» **PROBLEM REQUIREMENTS**:
Take the data that follows and retype it word for word.

» **GIVEN RECORDS**:

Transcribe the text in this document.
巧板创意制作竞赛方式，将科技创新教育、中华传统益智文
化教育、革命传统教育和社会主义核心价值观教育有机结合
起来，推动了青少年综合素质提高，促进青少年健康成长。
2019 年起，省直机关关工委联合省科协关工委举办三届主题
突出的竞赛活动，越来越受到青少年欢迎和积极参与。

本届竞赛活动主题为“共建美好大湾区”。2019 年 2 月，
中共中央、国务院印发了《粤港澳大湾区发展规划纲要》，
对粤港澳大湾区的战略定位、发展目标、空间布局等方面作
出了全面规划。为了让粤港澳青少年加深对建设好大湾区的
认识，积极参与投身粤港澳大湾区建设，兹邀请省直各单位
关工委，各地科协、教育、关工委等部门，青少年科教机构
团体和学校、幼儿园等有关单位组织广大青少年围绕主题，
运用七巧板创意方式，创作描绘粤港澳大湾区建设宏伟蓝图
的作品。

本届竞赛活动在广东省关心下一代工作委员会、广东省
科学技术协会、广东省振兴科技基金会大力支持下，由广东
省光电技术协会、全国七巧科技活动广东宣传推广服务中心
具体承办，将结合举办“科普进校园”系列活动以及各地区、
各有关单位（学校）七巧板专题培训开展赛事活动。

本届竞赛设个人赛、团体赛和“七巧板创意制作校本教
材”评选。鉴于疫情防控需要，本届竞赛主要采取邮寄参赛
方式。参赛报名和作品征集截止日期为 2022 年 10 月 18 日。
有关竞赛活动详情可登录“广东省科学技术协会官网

» **PROBLEM SOLUTION**:
Transcribe the text in this document.
巧板创意制作竞赛方式，将科技创新教育、中华传统益智文
化教育、革命传统教育和社会主义核心价值观教育有机结合
起来，推动了青少年综合素质提高，促进青少年健康成长。
2019 年起，省直机关关工委联合省科协关工委举办三届主题
突出的竞赛活动，越来越受到青少年欢迎和积极参与。

本届竞赛活动主题为“共建美好大湾区”。2019 年 2 月，
中共中央、国务院印发了《粤港澳大湾区发展规划纲要》，
对粤港澳大湾区的战略定位、发展目标、空间布局等方面作
出了全面规划。为了让粤港澳青少年加深对建设好大湾区的
认识，积极参与投身粤港澳大湾区建设，兹邀请省直各单位
关工委，各地科协、教育、关工委等部门，青少年科教机构
团体和学校、幼儿园等有关单位组织广大青少年围绕主题，
运用七巧板创意方式，创作描绘粤港澳大湾区建设宏伟蓝图
的作品。

本届竞赛活动在广东省关心下一代工作委员会、广东省
科学技术协会、广东省振兴科技基金会大力支持下，由广东
省光电技术协会、全国七巧科技活动广东宣传推广服务中心
具体承办，将结合举办“科普进校园”系列活动以及各地区、
各有关单位（学校）七巧板专题培训开展赛事活动。

本届竞赛设个人赛、团体赛和“七巧板创意制作校本教
材”评选。鉴于疫情防控需要，本届竞赛主要采取邮寄参赛
方式。参赛报名和作品征集截止日期为 2022 年 10 月 18 日。
有关竞赛活动详情可登录“广东省科学技术协会官网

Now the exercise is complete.